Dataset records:
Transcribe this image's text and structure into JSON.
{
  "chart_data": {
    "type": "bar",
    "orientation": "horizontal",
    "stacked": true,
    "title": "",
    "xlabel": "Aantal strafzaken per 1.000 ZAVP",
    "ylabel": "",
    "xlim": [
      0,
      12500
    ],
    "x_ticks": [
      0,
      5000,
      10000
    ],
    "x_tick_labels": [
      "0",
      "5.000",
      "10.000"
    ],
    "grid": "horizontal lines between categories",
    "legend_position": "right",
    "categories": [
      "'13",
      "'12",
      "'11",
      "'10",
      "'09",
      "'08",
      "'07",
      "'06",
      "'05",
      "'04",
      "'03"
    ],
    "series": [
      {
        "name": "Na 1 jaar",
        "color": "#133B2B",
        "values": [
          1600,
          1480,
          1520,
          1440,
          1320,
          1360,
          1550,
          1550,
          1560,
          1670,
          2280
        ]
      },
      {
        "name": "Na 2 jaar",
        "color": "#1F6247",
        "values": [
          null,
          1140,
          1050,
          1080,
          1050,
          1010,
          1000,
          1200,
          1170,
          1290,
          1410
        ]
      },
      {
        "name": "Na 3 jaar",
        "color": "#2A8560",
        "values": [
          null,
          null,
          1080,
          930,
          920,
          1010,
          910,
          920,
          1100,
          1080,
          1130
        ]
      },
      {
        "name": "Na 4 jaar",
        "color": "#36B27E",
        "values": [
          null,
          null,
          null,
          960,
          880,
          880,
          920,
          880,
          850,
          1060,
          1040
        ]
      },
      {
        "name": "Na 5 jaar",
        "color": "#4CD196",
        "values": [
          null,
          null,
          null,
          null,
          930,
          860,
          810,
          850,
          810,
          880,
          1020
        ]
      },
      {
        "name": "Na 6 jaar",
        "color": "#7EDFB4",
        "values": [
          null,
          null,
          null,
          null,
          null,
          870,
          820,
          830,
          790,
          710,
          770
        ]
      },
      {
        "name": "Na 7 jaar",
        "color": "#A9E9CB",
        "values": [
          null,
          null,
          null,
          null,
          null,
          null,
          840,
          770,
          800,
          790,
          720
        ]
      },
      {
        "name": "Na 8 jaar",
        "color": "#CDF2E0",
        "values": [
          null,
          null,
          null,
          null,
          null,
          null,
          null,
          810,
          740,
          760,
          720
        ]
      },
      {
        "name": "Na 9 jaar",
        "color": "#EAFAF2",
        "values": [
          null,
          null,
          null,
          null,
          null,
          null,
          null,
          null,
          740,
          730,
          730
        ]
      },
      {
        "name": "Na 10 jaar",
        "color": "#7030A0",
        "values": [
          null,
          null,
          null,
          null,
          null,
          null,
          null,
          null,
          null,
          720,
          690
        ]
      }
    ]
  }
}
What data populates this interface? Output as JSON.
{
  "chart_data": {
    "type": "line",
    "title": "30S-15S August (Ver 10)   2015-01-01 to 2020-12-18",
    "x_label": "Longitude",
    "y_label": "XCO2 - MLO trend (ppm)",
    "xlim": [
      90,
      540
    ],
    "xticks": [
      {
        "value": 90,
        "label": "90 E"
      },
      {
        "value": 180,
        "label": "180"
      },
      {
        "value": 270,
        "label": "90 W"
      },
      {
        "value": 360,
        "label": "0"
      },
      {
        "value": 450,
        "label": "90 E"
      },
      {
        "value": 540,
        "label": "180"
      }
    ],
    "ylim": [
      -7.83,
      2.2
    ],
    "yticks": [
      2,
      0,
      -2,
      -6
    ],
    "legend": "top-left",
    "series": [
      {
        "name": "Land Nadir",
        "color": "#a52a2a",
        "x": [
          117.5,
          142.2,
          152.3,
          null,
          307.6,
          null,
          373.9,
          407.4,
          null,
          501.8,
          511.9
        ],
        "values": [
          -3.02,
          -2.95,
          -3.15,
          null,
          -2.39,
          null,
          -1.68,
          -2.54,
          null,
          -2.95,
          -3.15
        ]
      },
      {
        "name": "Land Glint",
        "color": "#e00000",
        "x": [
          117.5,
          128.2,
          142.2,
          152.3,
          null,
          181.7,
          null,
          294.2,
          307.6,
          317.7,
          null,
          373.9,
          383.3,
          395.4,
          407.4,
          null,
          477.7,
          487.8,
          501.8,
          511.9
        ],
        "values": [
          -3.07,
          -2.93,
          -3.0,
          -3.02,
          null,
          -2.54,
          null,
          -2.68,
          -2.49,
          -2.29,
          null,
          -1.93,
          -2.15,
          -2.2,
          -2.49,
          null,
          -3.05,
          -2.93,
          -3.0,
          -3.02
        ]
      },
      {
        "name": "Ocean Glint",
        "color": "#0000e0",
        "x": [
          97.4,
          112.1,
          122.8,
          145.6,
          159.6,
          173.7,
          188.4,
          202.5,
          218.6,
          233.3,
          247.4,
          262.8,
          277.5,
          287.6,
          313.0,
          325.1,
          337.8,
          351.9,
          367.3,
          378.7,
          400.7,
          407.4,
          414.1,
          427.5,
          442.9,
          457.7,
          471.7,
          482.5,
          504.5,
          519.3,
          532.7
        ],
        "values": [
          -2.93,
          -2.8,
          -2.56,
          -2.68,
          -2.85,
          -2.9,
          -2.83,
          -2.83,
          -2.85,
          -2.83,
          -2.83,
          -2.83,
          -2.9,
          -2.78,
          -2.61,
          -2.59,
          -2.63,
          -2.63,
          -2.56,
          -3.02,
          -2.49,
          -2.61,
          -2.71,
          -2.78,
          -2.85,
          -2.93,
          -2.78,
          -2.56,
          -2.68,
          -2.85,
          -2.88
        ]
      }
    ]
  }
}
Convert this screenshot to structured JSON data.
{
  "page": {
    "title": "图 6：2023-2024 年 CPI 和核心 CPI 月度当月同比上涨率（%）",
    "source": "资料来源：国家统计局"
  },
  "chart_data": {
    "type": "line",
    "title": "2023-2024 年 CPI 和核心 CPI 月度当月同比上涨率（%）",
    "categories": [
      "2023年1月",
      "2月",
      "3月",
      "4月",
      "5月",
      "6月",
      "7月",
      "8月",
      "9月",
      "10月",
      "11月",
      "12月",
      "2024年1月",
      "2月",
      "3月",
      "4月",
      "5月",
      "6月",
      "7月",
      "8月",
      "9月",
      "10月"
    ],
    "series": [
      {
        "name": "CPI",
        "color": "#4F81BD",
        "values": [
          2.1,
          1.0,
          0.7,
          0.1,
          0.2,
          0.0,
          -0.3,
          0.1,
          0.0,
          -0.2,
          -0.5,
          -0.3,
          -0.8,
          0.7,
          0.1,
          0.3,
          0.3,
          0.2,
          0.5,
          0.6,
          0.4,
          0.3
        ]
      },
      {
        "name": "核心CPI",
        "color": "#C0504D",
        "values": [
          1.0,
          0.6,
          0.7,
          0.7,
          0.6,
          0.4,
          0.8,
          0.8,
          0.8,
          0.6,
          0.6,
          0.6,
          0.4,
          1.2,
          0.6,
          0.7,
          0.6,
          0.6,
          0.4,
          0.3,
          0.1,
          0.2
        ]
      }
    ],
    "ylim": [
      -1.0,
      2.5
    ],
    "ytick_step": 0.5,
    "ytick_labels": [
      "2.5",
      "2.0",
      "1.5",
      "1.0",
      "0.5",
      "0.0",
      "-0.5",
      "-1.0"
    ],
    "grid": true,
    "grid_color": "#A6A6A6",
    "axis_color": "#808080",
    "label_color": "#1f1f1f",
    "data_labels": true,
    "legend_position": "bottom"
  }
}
---
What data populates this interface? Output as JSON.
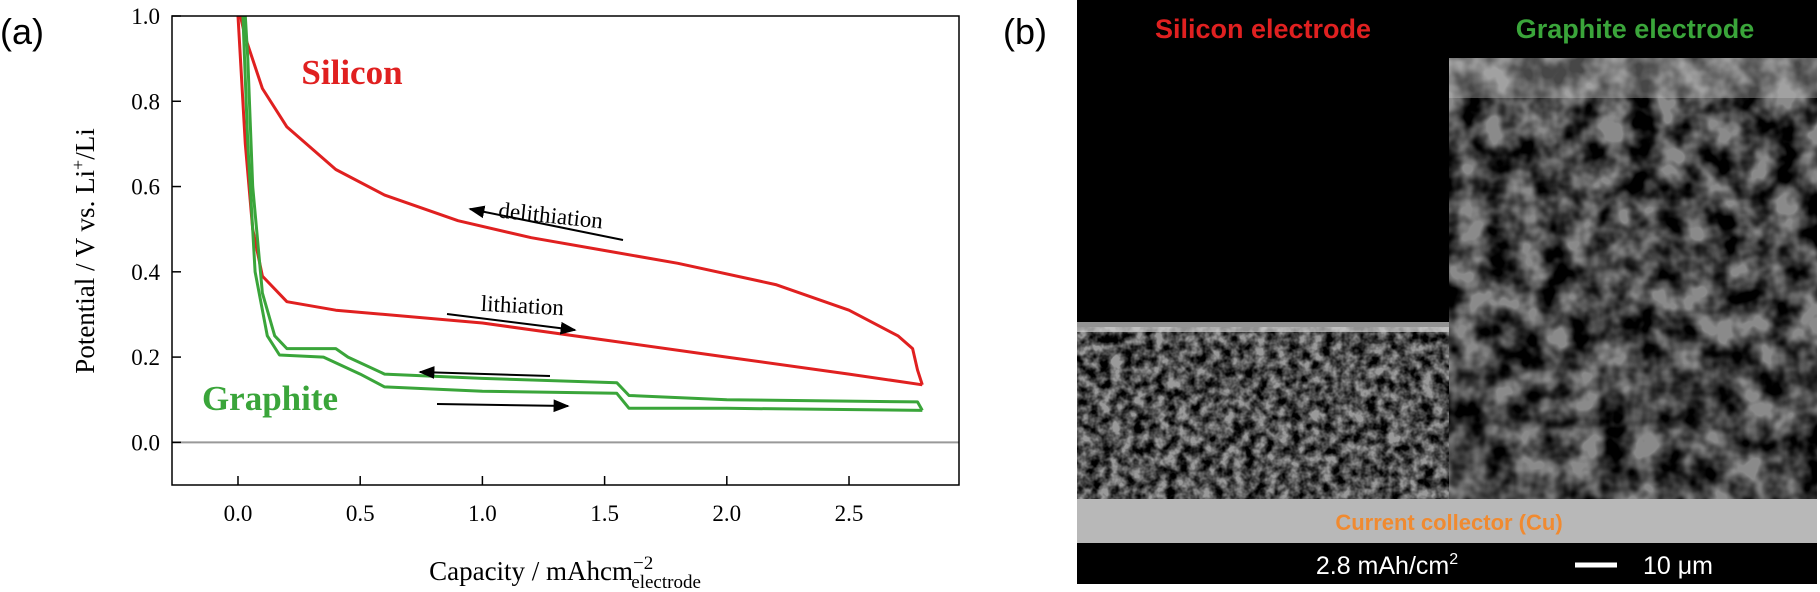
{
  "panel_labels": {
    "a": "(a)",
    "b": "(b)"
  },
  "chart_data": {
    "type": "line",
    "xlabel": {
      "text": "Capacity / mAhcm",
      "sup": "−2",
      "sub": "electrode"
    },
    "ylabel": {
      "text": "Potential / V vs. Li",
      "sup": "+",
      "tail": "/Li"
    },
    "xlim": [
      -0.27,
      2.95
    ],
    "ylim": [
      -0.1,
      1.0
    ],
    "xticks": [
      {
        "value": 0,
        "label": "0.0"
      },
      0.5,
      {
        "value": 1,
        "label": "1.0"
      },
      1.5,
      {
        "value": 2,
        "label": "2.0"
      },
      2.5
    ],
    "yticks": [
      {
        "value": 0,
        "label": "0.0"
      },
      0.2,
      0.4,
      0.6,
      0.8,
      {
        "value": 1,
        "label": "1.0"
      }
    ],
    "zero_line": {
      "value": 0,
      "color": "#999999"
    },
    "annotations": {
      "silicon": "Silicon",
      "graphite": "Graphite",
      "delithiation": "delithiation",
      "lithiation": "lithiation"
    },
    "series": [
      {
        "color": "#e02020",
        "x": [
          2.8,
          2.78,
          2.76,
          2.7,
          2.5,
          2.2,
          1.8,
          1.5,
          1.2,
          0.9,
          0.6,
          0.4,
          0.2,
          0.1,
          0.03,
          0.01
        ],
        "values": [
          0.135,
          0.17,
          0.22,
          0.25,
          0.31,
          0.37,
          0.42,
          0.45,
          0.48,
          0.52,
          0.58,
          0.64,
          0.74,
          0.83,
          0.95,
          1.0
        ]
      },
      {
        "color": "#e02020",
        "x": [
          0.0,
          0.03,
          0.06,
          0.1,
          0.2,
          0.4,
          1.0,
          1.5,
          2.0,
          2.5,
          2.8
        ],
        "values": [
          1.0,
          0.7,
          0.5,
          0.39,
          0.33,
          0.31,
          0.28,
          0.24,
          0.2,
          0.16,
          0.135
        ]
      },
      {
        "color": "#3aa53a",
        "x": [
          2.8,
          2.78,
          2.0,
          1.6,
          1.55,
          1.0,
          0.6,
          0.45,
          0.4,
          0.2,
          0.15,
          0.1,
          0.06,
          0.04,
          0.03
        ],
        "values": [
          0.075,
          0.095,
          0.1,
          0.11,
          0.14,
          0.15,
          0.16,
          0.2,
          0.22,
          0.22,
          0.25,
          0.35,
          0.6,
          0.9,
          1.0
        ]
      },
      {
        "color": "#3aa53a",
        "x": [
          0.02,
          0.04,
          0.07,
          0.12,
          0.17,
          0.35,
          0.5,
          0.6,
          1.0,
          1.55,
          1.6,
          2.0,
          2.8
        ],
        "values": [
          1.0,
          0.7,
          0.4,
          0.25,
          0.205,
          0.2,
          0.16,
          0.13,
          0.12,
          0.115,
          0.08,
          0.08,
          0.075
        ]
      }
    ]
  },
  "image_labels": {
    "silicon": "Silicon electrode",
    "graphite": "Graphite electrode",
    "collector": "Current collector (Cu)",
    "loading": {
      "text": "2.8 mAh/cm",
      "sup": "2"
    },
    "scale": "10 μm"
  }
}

TO DO:
From the material above, copy each line that includes the word "silicon".

RIGHT ANSWER:
      "silicon": "Silicon",
    "silicon": "Silicon electrode",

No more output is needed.